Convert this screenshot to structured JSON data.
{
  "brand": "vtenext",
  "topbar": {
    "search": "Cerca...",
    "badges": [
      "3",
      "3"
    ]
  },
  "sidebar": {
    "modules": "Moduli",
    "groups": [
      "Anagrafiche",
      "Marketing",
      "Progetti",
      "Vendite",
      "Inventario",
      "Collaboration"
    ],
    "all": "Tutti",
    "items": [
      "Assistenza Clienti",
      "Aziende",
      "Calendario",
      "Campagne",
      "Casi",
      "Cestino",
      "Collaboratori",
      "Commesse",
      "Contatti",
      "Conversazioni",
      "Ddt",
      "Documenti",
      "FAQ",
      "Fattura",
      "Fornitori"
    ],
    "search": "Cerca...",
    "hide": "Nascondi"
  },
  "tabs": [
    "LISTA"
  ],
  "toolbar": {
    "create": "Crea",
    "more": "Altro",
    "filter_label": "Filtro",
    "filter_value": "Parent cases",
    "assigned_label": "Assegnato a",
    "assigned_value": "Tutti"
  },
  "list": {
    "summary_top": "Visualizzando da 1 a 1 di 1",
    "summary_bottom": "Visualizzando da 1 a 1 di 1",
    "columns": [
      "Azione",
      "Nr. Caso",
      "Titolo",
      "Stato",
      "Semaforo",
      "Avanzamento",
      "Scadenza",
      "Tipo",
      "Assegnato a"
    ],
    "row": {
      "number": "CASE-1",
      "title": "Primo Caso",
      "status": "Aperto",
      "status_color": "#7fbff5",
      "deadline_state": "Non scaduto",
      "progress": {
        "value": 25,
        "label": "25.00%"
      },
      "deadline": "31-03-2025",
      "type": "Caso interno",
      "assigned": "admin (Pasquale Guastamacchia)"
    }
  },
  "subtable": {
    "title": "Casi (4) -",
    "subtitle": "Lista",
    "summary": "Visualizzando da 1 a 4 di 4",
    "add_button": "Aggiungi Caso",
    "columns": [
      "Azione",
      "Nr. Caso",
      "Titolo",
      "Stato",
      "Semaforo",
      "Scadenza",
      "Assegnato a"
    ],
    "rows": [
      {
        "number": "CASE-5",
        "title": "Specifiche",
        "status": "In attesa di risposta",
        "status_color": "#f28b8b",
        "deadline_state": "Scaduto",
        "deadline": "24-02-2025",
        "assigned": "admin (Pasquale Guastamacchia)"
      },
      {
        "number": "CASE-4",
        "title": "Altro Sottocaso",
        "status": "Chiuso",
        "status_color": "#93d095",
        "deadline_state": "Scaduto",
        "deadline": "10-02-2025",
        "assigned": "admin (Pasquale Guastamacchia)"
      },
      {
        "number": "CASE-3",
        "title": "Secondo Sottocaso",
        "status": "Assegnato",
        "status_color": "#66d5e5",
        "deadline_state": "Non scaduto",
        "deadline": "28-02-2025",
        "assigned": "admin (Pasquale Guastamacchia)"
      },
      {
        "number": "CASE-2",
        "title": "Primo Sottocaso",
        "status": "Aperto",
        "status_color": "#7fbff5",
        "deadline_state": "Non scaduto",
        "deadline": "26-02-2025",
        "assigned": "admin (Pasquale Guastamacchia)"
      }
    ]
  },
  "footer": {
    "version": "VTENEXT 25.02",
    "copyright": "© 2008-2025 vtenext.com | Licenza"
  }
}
----
Exactly as written above, please repeat the entries.

Convert this screenshot to structured JSON data.
{
  "brand": "vtenext",
  "topbar": {
    "search": "Cerca...",
    "badges": [
      "3",
      "3"
    ]
  },
  "sidebar": {
    "modules": "Moduli",
    "groups": [
      "Anagrafiche",
      "Marketing",
      "Progetti",
      "Vendite",
      "Inventario",
      "Collaboration"
    ],
    "all": "Tutti",
    "items": [
      "Assistenza Clienti",
      "Aziende",
      "Calendario",
      "Campagne",
      "Casi",
      "Cestino",
      "Collaboratori",
      "Commesse",
      "Contatti",
      "Conversazioni",
      "Ddt",
      "Documenti",
      "FAQ",
      "Fattura",
      "Fornitori"
    ],
    "search": "Cerca...",
    "hide": "Nascondi"
  },
  "tabs": [
    "LISTA"
  ],
  "toolbar": {
    "create": "Crea",
    "more": "Altro",
    "filter_label": "Filtro",
    "filter_value": "Parent cases",
    "assigned_label": "Assegnato a",
    "assigned_value": "Tutti"
  },
  "list": {
    "summary_top": "Visualizzando da 1 a 1 di 1",
    "summary_bottom": "Visualizzando da 1 a 1 di 1",
    "columns": [
      "Azione",
      "Nr. Caso",
      "Titolo",
      "Stato",
      "Semaforo",
      "Avanzamento",
      "Scadenza",
      "Tipo",
      "Assegnato a"
    ],
    "row": {
      "number": "CASE-1",
      "title": "Primo Caso",
      "status": "Aperto",
      "status_color": "#7fbff5",
      "deadline_state": "Non scaduto",
      "progress": {
        "value": 25,
        "label": "25.00%"
      },
      "deadline": "31-03-2025",
      "type": "Caso interno",
      "assigned": "admin (Pasquale Guastamacchia)"
    }
  },
  "subtable": {
    "title": "Casi (4) -",
    "subtitle": "Lista",
    "summary": "Visualizzando da 1 a 4 di 4",
    "add_button": "Aggiungi Caso",
    "columns": [
      "Azione",
      "Nr. Caso",
      "Titolo",
      "Stato",
      "Semaforo",
      "Scadenza",
      "Assegnato a"
    ],
    "rows": [
      {
        "number": "CASE-5",
        "title": "Specifiche",
        "status": "In attesa di risposta",
        "status_color": "#f28b8b",
        "deadline_state": "Scaduto",
        "deadline": "24-02-2025",
        "assigned": "admin (Pasquale Guastamacchia)"
      },
      {
        "number": "CASE-4",
        "title": "Altro Sottocaso",
        "status": "Chiuso",
        "status_color": "#93d095",
        "deadline_state": "Scaduto",
        "deadline": "10-02-2025",
        "assigned": "admin (Pasquale Guastamacchia)"
      },
      {
        "number": "CASE-3",
        "title": "Secondo Sottocaso",
        "status": "Assegnato",
        "status_color": "#66d5e5",
        "deadline_state": "Non scaduto",
        "deadline": "28-02-2025",
        "assigned": "admin (Pasquale Guastamacchia)"
      },
      {
        "number": "CASE-2",
        "title": "Primo Sottocaso",
        "status": "Aperto",
        "status_color": "#7fbff5",
        "deadline_state": "Non scaduto",
        "deadline": "26-02-2025",
        "assigned": "admin (Pasquale Guastamacchia)"
      }
    ]
  },
  "footer": {
    "version": "VTENEXT 25.02",
    "copyright": "© 2008-2025 vtenext.com | Licenza"
  }
}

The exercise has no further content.